* BEGIN *

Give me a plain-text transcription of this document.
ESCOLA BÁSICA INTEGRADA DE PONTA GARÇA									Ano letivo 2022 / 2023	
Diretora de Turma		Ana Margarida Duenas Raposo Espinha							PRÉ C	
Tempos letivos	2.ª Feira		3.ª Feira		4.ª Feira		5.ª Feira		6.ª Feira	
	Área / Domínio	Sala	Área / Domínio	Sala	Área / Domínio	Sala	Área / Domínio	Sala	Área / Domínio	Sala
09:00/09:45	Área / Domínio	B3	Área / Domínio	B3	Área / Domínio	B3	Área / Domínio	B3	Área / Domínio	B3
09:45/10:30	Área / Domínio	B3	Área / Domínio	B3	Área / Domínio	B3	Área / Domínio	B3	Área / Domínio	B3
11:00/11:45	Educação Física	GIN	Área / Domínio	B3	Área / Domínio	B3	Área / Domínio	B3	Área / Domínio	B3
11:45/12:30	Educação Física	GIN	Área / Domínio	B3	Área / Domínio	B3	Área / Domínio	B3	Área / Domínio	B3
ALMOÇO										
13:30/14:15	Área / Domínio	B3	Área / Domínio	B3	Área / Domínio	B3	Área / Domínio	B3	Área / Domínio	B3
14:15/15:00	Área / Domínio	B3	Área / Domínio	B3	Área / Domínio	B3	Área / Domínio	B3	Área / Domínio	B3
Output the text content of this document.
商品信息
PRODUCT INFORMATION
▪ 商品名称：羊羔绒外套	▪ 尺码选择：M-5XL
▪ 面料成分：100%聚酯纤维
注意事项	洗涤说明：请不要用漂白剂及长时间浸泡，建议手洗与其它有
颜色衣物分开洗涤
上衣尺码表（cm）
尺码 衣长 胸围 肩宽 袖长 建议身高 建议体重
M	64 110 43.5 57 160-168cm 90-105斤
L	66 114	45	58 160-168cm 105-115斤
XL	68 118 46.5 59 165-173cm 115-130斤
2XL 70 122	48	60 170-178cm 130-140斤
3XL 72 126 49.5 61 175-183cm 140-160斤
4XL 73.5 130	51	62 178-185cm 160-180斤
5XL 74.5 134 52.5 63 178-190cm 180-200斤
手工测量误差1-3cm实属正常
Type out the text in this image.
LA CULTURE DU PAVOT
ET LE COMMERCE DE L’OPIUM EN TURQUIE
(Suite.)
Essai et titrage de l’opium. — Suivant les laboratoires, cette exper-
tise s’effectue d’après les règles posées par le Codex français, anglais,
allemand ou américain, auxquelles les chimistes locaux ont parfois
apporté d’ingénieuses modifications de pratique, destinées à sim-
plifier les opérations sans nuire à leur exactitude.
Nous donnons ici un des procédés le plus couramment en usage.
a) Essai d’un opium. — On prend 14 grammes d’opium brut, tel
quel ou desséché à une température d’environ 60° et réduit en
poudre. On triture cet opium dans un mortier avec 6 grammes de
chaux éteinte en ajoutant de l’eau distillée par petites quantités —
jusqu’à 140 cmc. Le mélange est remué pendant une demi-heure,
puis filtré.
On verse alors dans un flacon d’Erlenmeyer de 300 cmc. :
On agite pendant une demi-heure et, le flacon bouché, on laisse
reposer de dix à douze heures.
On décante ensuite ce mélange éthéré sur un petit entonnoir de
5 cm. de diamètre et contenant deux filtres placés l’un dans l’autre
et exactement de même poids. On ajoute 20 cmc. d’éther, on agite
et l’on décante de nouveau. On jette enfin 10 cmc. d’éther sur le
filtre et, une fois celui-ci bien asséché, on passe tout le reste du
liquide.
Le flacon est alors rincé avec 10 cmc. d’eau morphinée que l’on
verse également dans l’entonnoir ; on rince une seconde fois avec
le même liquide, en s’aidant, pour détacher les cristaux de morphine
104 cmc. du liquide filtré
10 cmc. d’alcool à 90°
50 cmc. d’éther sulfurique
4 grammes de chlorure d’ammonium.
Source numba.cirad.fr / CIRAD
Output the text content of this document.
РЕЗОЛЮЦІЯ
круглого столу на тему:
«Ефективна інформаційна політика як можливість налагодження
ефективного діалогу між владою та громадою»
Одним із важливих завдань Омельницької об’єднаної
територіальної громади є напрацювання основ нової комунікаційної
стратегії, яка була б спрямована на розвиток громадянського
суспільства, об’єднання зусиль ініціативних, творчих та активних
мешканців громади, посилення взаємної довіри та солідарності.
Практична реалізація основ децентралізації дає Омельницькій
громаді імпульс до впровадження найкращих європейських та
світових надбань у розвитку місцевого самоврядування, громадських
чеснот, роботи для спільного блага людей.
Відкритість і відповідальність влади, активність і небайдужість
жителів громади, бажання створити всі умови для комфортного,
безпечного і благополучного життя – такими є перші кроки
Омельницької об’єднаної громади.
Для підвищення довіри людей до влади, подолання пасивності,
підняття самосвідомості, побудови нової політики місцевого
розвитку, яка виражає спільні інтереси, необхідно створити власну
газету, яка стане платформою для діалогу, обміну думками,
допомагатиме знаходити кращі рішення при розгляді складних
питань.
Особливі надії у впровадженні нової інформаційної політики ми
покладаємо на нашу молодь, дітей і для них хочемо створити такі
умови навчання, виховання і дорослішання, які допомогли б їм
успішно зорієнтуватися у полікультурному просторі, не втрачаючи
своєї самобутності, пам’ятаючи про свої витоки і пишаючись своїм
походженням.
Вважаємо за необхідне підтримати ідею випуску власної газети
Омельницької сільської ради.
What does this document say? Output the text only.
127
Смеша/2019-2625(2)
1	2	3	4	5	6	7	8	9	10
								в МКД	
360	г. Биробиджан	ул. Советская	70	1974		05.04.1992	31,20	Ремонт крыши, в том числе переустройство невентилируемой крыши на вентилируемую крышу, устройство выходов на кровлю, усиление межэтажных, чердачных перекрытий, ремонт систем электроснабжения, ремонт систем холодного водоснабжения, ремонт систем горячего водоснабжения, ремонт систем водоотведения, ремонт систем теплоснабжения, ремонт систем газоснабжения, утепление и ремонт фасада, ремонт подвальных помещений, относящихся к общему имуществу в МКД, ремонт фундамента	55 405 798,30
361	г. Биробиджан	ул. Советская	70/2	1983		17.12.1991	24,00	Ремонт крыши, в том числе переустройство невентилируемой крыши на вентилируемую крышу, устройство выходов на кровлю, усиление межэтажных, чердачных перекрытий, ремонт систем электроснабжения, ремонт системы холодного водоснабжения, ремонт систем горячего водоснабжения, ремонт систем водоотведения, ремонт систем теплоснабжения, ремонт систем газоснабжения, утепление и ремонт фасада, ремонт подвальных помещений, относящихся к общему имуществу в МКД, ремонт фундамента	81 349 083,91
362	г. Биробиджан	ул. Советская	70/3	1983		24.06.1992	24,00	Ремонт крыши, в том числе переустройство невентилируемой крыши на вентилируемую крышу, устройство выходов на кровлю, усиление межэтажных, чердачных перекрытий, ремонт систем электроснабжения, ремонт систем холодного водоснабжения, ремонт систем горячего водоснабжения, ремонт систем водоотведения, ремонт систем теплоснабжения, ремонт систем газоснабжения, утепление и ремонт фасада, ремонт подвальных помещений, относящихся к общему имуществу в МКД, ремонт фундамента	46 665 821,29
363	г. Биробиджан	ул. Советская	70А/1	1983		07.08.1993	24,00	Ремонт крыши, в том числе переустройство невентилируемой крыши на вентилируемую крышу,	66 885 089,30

* END *

Task objective: Please reproduce every line of the material word for word.

In response:
Give me a plain-text transcription of this document.
ESCOLA BÁSICA INTEGRADA DE PONTA GARÇA									Ano letivo 2022 / 2023	
Diretora de Turma		Ana Margarida Duenas Raposo Espinha							PRÉ C	
Tempos letivos	2.ª Feira		3.ª Feira		4.ª Feira		5.ª Feira		6.ª Feira	
	Área / Domínio	Sala	Área / Domínio	Sala	Área / Domínio	Sala	Área / Domínio	Sala	Área / Domínio	Sala
09:00/09:45	Área / Domínio	B3	Área / Domínio	B3	Área / Domínio	B3	Área / Domínio	B3	Área / Domínio	B3
09:45/10:30	Área / Domínio	B3	Área / Domínio	B3	Área / Domínio	B3	Área / Domínio	B3	Área / Domínio	B3
11:00/11:45	Educação Física	GIN	Área / Domínio	B3	Área / Domínio	B3	Área / Domínio	B3	Área / Domínio	B3
11:45/12:30	Educação Física	GIN	Área / Domínio	B3	Área / Domínio	B3	Área / Domínio	B3	Área / Domínio	B3
ALMOÇO										
13:30/14:15	Área / Domínio	B3	Área / Domínio	B3	Área / Domínio	B3	Área / Domínio	B3	Área / Domínio	B3
14:15/15:00	Área / Domínio	B3	Área / Domínio	B3	Área / Domínio	B3	Área / Domínio	B3	Área / Domínio	B3
Output the text content of this document.
商品信息
PRODUCT INFORMATION
▪ 商品名称：羊羔绒外套	▪ 尺码选择：M-5XL
▪ 面料成分：100%聚酯纤维
注意事项	洗涤说明：请不要用漂白剂及长时间浸泡，建议手洗与其它有
颜色衣物分开洗涤
上衣尺码表（cm）
尺码 衣长 胸围 肩宽 袖长 建议身高 建议体重
M	64 110 43.5 57 160-168cm 90-105斤
L	66 114	45	58 160-168cm 105-115斤
XL	68 118 46.5 59 165-173cm 115-130斤
2XL 70 122	48	60 170-178cm 130-140斤
3XL 72 126 49.5 61 175-183cm 140-160斤
4XL 73.5 130	51	62 178-185cm 160-180斤
5XL 74.5 134 52.5 63 178-190cm 180-200斤
手工测量误差1-3cm实属正常
Type out the text in this image.
LA CULTURE DU PAVOT
ET LE COMMERCE DE L’OPIUM EN TURQUIE
(Suite.)
Essai et titrage de l’opium. — Suivant les laboratoires, cette exper-
tise s’effectue d’après les règles posées par le Codex français, anglais,
allemand ou américain, auxquelles les chimistes locaux ont parfois
apporté d’ingénieuses modifications de pratique, destinées à sim-
plifier les opérations sans nuire à leur exactitude.
Nous donnons ici un des procédés le plus couramment en usage.
a) Essai d’un opium. — On prend 14 grammes d’opium brut, tel
quel ou desséché à une température d’environ 60° et réduit en
poudre. On triture cet opium dans un mortier avec 6 grammes de
chaux éteinte en ajoutant de l’eau distillée par petites quantités —
jusqu’à 140 cmc. Le mélange est remué pendant une demi-heure,
puis filtré.
On verse alors dans un flacon d’Erlenmeyer de 300 cmc. :
On agite pendant une demi-heure et, le flacon bouché, on laisse
reposer de dix à douze heures.
On décante ensuite ce mélange éthéré sur un petit entonnoir de
5 cm. de diamètre et contenant deux filtres placés l’un dans l’autre
et exactement de même poids. On ajoute 20 cmc. d’éther, on agite
et l’on décante de nouveau. On jette enfin 10 cmc. d’éther sur le
filtre et, une fois celui-ci bien asséché, on passe tout le reste du
liquide.
Le flacon est alors rincé avec 10 cmc. d’eau morphinée que l’on
verse également dans l’entonnoir ; on rince une seconde fois avec
le même liquide, en s’aidant, pour détacher les cristaux de morphine
104 cmc. du liquide filtré
10 cmc. d’alcool à 90°
50 cmc. d’éther sulfurique
4 grammes de chlorure d’ammonium.
Source numba.cirad.fr / CIRAD
Output the text content of this document.
РЕЗОЛЮЦІЯ
круглого столу на тему:
«Ефективна інформаційна політика як можливість налагодження
ефективного діалогу між владою та громадою»
Одним із важливих завдань Омельницької об’єднаної
територіальної громади є напрацювання основ нової комунікаційної
стратегії, яка була б спрямована на розвиток громадянського
суспільства, об’єднання зусиль ініціативних, творчих та активних
мешканців громади, посилення взаємної довіри та солідарності.
Практична реалізація основ децентралізації дає Омельницькій
громаді імпульс до впровадження найкращих європейських та
світових надбань у розвитку місцевого самоврядування, громадських
чеснот, роботи для спільного блага людей.
Відкритість і відповідальність влади, активність і небайдужість
жителів громади, бажання створити всі умови для комфортного,
безпечного і благополучного життя – такими є перші кроки
Омельницької об’єднаної громади.
Для підвищення довіри людей до влади, подолання пасивності,
підняття самосвідомості, побудови нової політики місцевого
розвитку, яка виражає спільні інтереси, необхідно створити власну
газету, яка стане платформою для діалогу, обміну думками,
допомагатиме знаходити кращі рішення при розгляді складних
питань.
Особливі надії у впровадженні нової інформаційної політики ми
покладаємо на нашу молодь, дітей і для них хочемо створити такі
умови навчання, виховання і дорослішання, які допомогли б їм
успішно зорієнтуватися у полікультурному просторі, не втрачаючи
своєї самобутності, пам’ятаючи про свої витоки і пишаючись своїм
походженням.
Вважаємо за необхідне підтримати ідею випуску власної газети
Омельницької сільської ради.
What does this document say? Output the text only.
127
Смеша/2019-2625(2)
1	2	3	4	5	6	7	8	9	10
								в МКД	
360	г. Биробиджан	ул. Советская	70	1974		05.04.1992	31,20	Ремонт крыши, в том числе переустройство невентилируемой крыши на вентилируемую крышу, устройство выходов на кровлю, усиление межэтажных, чердачных перекрытий, ремонт систем электроснабжения, ремонт систем холодного водоснабжения, ремонт систем горячего водоснабжения, ремонт систем водоотведения, ремонт систем теплоснабжения, ремонт систем газоснабжения, утепление и ремонт фасада, ремонт подвальных помещений, относящихся к общему имуществу в МКД, ремонт фундамента	55 405 798,30
361	г. Биробиджан	ул. Советская	70/2	1983		17.12.1991	24,00	Ремонт крыши, в том числе переустройство невентилируемой крыши на вентилируемую крышу, устройство выходов на кровлю, усиление межэтажных, чердачных перекрытий, ремонт систем электроснабжения, ремонт системы холодного водоснабжения, ремонт систем горячего водоснабжения, ремонт систем водоотведения, ремонт систем теплоснабжения, ремонт систем газоснабжения, утепление и ремонт фасада, ремонт подвальных помещений, относящихся к общему имуществу в МКД, ремонт фундамента	81 349 083,91
362	г. Биробиджан	ул. Советская	70/3	1983		24.06.1992	24,00	Ремонт крыши, в том числе переустройство невентилируемой крыши на вентилируемую крышу, устройство выходов на кровлю, усиление межэтажных, чердачных перекрытий, ремонт систем электроснабжения, ремонт систем холодного водоснабжения, ремонт систем горячего водоснабжения, ремонт систем водоотведения, ремонт систем теплоснабжения, ремонт систем газоснабжения, утепление и ремонт фасада, ремонт подвальных помещений, относящихся к общему имуществу в МКД, ремонт фундамента	46 665 821,29
363	г. Биробиджан	ул. Советская	70А/1	1983		07.08.1993	24,00	Ремонт крыши, в том числе переустройство невентилируемой крыши на вентилируемую крышу,	66 885 089,30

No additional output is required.